===== Stored records
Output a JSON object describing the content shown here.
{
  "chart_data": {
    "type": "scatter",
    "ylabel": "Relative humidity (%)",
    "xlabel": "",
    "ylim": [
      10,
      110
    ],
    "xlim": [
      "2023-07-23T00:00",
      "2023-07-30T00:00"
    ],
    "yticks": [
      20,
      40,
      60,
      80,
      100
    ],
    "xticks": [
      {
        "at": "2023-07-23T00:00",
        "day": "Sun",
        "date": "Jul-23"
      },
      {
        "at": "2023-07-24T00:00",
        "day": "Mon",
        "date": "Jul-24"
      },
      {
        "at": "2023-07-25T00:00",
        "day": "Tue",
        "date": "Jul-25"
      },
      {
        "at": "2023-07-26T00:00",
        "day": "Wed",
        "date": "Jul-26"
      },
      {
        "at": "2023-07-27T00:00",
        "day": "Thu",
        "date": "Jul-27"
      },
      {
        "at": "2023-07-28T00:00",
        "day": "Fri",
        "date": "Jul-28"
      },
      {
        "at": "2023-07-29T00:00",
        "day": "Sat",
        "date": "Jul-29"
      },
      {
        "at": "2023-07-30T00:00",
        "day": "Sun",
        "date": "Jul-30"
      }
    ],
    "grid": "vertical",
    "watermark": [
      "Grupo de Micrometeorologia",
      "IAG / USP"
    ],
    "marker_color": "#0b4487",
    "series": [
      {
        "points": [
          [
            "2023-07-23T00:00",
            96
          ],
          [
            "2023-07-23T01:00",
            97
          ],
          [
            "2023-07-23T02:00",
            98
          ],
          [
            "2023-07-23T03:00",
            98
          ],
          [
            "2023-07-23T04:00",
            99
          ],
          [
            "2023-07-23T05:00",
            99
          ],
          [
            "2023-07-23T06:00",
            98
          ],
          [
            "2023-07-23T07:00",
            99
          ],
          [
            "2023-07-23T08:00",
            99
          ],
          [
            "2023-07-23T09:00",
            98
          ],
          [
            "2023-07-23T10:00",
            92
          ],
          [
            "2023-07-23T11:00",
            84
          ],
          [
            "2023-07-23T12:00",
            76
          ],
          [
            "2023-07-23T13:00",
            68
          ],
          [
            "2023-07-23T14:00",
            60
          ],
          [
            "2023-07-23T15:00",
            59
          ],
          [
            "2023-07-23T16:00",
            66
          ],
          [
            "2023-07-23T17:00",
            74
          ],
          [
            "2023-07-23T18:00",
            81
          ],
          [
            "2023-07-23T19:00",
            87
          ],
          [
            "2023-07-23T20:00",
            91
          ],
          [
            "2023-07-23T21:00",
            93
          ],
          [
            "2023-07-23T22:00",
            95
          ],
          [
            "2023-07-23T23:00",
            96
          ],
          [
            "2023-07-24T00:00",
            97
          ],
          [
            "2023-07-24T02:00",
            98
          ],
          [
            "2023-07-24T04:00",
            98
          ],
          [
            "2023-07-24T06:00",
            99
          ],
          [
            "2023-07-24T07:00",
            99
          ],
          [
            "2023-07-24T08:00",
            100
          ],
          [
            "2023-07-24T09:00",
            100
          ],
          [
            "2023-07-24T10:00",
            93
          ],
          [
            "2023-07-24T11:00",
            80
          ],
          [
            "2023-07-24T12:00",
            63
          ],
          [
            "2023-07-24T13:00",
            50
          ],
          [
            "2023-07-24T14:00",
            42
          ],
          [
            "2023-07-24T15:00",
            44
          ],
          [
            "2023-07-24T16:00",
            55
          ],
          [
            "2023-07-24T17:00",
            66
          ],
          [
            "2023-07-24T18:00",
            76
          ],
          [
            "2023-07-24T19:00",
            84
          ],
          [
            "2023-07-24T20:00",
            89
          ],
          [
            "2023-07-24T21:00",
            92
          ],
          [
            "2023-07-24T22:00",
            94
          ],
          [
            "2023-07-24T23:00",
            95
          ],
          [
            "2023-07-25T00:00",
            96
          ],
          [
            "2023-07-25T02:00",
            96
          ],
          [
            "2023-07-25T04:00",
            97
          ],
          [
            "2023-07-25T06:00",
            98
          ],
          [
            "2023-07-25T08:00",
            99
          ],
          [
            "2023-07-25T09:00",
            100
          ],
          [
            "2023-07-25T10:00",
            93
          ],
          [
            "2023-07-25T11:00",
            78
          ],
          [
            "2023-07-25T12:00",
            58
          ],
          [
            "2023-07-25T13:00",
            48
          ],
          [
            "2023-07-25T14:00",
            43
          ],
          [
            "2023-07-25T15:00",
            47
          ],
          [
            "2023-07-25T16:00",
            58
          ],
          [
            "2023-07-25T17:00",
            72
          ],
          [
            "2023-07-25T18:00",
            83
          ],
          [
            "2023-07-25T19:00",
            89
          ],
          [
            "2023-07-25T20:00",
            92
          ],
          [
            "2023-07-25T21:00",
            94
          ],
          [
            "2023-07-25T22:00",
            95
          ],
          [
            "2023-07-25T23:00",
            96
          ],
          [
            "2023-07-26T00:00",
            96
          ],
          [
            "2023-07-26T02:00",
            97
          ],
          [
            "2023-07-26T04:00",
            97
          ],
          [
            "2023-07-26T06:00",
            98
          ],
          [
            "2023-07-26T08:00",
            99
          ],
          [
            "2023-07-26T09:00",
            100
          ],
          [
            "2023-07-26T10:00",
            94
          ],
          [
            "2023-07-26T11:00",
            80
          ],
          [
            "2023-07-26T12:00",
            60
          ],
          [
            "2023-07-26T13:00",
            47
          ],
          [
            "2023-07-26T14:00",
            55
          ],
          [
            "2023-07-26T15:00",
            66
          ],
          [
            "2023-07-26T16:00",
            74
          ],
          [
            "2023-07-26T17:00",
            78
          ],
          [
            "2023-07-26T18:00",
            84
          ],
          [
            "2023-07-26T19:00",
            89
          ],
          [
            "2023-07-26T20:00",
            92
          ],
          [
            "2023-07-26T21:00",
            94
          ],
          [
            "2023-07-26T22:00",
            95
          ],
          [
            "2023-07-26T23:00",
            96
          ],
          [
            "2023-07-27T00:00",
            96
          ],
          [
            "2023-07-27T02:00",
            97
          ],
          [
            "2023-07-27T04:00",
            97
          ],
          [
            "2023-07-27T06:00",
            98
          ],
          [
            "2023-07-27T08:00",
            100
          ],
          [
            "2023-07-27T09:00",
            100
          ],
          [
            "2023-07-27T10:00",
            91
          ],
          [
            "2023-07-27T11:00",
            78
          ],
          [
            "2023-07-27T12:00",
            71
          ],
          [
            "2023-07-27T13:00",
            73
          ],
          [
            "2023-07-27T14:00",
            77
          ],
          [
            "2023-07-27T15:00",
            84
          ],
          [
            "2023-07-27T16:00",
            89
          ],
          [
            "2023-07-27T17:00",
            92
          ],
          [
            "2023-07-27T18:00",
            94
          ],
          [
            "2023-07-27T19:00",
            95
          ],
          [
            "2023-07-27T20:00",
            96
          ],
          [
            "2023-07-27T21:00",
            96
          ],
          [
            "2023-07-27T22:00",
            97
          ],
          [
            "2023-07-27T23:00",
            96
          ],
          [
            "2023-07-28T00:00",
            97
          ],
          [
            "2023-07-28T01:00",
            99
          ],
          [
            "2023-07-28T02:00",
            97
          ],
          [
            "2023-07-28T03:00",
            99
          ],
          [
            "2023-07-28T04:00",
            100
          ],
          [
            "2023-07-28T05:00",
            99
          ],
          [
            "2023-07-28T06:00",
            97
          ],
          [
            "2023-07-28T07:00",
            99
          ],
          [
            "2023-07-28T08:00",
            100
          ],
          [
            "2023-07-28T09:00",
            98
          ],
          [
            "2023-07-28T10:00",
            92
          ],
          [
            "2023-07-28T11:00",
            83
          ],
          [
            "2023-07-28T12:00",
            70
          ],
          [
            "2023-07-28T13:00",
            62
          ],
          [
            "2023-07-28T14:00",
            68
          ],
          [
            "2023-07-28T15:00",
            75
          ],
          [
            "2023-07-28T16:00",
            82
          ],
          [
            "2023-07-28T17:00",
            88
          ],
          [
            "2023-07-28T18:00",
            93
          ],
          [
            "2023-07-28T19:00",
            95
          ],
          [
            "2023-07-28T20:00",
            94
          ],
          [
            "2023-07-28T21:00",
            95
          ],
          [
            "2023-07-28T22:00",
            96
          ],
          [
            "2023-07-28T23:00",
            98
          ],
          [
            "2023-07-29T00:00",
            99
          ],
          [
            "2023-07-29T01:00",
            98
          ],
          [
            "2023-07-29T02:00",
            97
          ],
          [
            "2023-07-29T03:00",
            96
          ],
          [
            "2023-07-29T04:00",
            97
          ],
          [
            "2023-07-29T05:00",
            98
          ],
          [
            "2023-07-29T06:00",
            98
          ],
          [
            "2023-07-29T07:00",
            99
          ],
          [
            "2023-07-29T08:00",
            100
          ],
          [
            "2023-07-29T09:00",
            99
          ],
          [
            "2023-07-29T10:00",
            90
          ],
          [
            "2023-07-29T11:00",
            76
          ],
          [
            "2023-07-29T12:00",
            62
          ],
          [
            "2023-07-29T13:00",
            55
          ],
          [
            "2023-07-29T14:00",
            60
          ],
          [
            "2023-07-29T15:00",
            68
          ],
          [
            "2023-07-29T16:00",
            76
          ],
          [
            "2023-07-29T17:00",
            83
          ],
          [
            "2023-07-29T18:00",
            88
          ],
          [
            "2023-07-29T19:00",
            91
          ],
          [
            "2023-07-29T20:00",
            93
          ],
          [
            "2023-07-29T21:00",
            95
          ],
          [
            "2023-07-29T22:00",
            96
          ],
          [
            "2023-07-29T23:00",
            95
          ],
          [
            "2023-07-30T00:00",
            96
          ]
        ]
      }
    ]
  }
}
==========
## What to do
Copy all lines from the listing that contain "date".

## The reply
        "date": "Jul-23"
        "date": "Jul-24"
        "date": "Jul-25"
        "date": "Jul-26"
        "date": "Jul-27"
        "date": "Jul-28"
        "date": "Jul-29"
        "date": "Jul-30"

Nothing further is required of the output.